**Directions:** Return the number of lines in which the word "Booking" appears; add nothing else.

*** Information provided

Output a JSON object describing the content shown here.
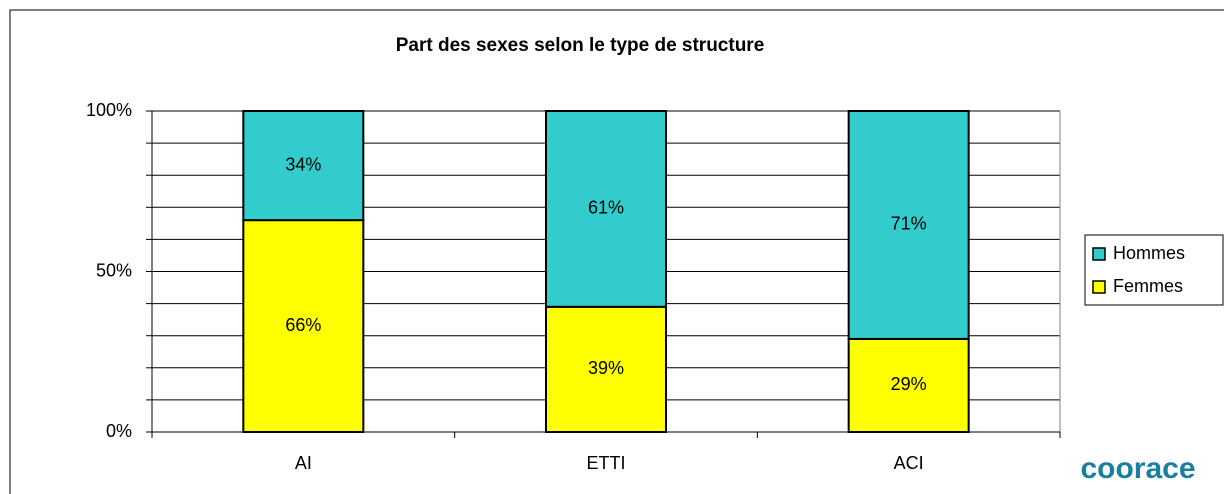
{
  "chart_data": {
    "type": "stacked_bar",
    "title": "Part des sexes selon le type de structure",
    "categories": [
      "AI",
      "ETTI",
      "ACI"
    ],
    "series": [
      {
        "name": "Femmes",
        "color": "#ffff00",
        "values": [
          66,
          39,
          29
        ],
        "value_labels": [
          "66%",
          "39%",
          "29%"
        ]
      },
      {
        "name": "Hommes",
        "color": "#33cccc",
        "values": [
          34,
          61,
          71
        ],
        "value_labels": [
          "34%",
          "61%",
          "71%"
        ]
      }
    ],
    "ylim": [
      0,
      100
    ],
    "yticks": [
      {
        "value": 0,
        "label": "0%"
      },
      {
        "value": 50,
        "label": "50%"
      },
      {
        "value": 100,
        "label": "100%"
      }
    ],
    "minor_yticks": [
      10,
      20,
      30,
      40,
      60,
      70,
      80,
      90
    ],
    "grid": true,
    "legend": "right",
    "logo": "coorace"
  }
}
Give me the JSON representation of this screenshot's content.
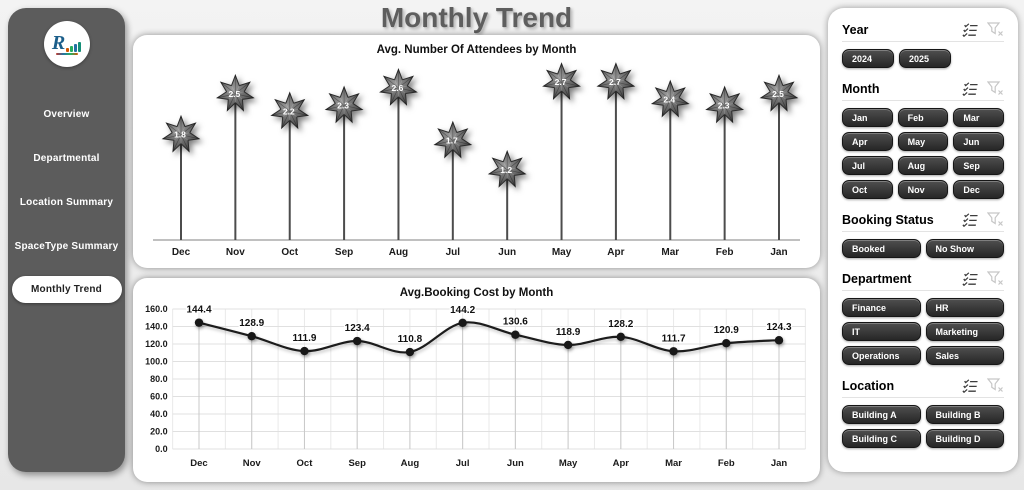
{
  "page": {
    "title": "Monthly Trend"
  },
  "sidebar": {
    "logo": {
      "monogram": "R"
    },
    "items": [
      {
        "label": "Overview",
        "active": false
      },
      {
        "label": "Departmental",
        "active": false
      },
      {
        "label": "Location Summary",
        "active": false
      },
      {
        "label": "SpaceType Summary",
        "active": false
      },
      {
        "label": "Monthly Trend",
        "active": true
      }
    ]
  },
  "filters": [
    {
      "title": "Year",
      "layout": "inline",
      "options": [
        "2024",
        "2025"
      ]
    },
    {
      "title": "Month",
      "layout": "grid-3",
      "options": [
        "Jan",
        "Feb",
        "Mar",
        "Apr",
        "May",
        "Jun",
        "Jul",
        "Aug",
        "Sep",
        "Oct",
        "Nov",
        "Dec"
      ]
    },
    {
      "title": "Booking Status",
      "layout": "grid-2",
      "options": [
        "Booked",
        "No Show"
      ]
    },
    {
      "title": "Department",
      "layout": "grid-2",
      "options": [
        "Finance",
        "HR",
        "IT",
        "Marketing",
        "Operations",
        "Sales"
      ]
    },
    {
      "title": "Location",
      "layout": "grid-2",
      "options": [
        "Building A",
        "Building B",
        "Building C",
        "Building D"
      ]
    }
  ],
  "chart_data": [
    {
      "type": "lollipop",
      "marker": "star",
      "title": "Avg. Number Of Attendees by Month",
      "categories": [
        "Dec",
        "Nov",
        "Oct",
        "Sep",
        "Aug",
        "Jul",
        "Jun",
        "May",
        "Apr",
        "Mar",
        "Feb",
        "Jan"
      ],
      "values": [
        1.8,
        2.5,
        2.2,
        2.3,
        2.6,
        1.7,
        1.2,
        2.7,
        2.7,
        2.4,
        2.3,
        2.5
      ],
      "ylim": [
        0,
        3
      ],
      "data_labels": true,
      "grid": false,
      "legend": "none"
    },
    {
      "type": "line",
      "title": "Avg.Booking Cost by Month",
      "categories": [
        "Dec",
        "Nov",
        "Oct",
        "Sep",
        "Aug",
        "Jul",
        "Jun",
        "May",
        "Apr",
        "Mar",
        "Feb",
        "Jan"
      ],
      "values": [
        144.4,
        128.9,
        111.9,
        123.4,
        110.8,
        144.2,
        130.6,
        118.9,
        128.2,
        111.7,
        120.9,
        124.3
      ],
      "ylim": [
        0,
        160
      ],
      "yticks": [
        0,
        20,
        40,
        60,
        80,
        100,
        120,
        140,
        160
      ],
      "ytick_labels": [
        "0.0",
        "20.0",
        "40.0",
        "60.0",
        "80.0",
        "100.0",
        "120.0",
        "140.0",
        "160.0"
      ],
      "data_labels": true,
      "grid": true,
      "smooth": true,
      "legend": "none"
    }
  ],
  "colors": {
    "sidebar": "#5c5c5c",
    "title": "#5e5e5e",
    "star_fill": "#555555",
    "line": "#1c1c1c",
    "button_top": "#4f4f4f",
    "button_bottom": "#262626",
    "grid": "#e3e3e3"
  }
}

******
*** Information provided

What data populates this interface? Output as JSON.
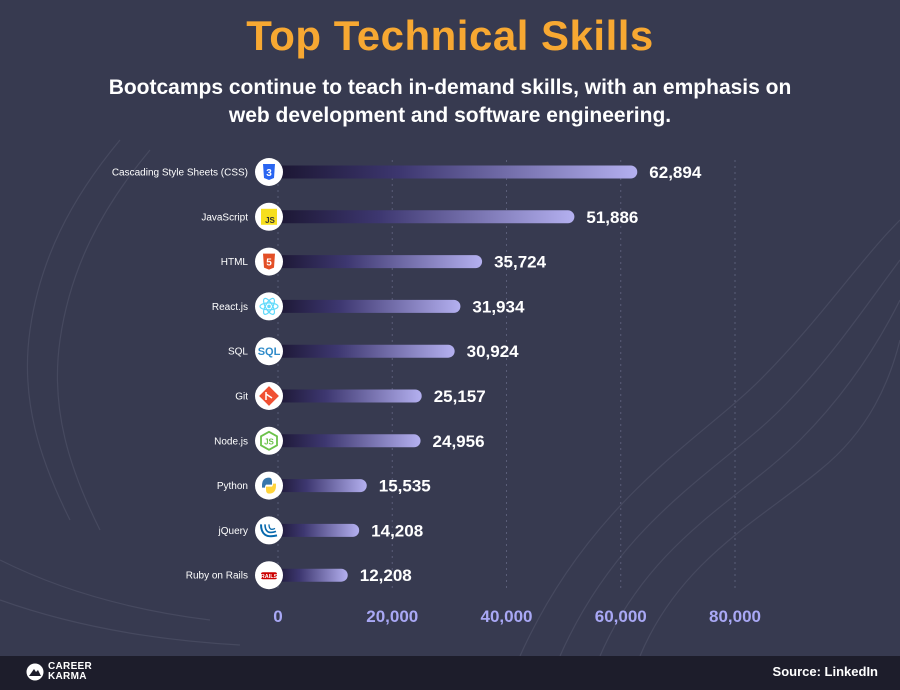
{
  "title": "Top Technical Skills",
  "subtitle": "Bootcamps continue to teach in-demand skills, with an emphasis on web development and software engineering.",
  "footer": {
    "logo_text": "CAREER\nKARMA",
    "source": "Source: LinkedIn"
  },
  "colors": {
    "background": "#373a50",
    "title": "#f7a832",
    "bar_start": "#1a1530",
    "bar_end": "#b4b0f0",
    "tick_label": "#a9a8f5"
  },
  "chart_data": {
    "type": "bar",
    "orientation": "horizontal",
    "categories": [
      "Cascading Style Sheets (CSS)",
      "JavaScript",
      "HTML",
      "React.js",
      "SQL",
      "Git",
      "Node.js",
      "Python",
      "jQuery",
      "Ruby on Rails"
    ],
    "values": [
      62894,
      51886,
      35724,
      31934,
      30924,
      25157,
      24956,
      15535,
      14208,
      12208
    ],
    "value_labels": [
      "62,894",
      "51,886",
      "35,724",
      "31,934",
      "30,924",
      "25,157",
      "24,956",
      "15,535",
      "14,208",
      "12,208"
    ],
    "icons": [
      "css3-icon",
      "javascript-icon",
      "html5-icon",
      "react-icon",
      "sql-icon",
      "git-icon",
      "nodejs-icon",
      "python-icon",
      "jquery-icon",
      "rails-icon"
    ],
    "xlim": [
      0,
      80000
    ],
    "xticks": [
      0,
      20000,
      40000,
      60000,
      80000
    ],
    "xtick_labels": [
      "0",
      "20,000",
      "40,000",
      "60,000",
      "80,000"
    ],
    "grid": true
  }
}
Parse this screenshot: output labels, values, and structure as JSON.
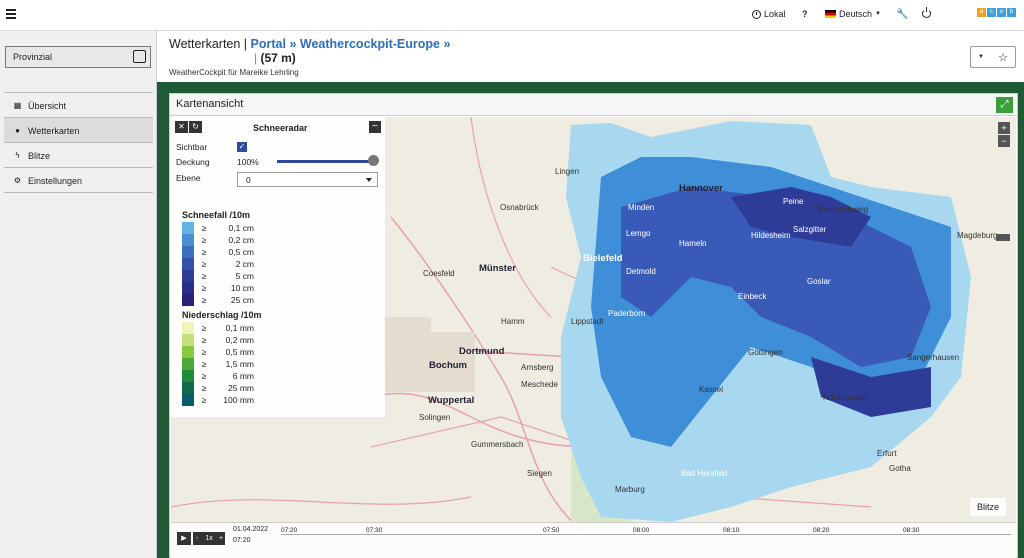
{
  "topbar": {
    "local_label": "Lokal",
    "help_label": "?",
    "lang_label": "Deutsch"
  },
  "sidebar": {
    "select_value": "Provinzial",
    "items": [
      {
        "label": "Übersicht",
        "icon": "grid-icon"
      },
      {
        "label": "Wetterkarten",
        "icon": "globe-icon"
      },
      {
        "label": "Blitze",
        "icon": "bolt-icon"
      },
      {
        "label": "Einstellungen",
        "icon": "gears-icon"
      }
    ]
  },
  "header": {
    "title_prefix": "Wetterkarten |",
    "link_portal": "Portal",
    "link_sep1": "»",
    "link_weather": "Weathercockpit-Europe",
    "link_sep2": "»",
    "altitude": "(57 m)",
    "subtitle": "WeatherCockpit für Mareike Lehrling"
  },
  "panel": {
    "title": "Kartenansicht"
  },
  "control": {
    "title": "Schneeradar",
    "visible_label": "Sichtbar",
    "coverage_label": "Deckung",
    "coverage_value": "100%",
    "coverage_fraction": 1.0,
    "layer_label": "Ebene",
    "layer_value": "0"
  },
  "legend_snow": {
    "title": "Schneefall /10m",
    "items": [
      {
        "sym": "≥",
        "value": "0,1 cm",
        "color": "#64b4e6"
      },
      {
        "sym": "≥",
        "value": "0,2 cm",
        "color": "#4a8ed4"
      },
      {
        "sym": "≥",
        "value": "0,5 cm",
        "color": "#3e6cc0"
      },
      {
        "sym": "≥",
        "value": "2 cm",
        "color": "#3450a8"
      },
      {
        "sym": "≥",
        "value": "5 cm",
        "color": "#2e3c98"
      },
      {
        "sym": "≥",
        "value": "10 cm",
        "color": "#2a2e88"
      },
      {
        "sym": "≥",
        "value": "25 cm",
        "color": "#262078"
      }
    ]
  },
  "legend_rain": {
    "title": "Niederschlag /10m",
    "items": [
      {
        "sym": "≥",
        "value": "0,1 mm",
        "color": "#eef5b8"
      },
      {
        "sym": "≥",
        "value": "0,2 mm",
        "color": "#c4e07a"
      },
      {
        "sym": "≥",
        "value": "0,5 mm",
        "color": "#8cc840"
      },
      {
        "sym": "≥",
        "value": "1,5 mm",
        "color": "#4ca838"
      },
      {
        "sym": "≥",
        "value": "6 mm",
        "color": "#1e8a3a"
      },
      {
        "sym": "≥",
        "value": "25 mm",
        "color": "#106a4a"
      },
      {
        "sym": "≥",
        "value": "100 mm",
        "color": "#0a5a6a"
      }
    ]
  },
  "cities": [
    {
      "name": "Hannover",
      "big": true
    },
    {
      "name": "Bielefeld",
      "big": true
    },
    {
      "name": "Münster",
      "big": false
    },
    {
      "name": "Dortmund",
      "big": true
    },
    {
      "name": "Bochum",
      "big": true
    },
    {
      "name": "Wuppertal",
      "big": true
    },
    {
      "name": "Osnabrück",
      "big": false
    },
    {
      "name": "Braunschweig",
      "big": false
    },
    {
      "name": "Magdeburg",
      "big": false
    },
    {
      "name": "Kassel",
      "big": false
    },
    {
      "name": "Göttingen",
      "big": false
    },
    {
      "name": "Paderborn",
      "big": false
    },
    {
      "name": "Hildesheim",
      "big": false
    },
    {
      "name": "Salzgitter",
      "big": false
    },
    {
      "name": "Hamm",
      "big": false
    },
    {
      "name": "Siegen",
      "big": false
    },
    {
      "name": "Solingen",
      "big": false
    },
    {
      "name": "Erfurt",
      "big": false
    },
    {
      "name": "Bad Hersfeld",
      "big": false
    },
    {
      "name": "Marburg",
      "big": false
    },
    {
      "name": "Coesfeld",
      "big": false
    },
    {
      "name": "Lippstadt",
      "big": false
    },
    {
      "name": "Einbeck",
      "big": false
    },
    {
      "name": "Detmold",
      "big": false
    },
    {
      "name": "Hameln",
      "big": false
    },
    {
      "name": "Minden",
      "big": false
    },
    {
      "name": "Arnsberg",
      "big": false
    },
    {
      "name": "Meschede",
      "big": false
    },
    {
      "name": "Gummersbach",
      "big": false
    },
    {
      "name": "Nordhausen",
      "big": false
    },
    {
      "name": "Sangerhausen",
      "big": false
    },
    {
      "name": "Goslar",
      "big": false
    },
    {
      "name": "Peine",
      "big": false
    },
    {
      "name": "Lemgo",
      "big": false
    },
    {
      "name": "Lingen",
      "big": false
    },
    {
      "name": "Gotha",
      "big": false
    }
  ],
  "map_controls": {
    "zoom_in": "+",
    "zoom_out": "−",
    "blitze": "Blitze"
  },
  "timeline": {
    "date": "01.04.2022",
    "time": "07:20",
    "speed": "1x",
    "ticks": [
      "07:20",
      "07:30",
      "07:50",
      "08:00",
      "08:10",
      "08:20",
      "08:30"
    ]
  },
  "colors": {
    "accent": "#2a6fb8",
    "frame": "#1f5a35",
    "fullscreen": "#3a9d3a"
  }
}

******
*** Information provided

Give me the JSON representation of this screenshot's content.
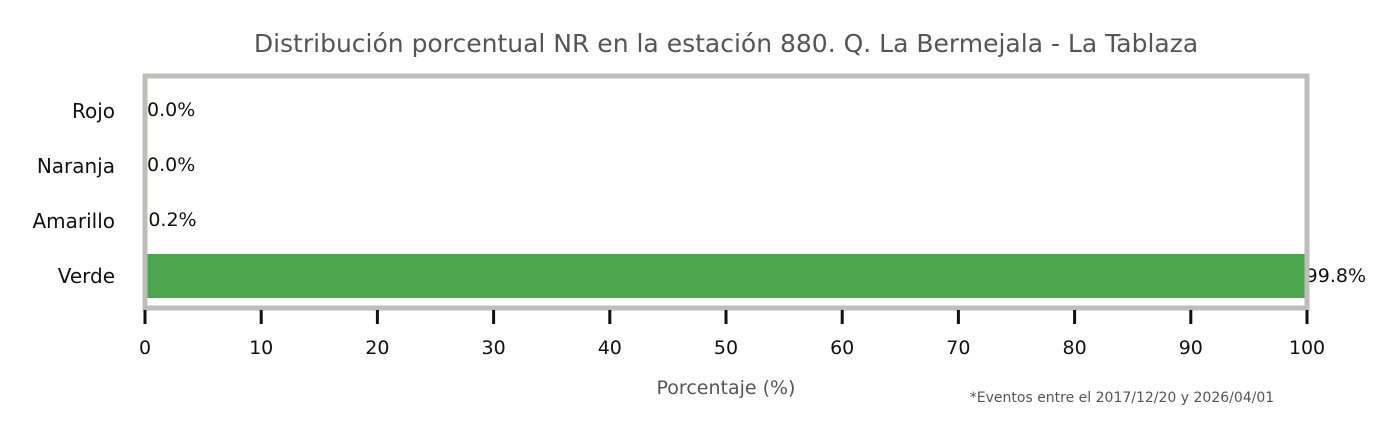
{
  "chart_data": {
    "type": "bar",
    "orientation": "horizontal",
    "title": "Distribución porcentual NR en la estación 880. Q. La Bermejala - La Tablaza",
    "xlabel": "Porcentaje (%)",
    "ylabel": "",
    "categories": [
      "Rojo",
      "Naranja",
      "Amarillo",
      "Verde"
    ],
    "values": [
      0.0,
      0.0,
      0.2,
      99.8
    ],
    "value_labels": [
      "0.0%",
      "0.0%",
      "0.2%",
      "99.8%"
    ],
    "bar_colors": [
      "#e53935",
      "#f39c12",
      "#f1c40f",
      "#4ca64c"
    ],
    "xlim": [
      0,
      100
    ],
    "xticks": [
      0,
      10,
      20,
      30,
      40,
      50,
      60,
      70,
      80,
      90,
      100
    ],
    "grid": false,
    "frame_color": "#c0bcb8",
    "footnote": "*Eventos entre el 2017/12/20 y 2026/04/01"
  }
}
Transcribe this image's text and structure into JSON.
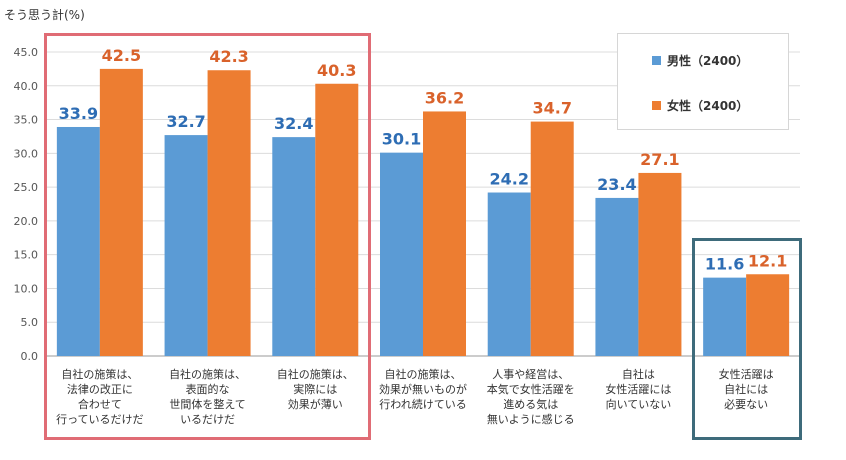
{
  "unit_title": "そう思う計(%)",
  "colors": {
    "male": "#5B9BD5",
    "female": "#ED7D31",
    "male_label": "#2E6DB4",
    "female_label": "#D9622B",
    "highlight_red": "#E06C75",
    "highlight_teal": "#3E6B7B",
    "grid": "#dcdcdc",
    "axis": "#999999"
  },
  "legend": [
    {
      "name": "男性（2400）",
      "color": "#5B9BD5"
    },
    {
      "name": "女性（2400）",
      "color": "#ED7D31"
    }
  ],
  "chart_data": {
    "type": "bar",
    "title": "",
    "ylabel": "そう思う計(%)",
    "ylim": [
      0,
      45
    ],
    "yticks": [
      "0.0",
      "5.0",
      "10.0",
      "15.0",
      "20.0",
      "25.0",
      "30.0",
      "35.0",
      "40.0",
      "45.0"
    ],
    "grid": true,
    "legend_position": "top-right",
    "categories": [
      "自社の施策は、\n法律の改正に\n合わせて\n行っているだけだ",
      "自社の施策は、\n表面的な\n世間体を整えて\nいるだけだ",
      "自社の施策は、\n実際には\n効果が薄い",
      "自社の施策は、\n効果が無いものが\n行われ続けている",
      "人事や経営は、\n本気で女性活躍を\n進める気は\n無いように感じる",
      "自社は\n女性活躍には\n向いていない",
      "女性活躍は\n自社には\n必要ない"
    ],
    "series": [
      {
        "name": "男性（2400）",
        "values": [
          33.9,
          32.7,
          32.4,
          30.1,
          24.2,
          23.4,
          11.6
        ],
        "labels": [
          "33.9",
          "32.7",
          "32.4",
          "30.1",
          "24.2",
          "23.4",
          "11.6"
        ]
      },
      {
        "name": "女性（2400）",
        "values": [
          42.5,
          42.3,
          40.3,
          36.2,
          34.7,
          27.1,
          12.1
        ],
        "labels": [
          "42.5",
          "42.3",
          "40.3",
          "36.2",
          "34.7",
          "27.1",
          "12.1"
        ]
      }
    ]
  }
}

******

**Exercise answer:** 2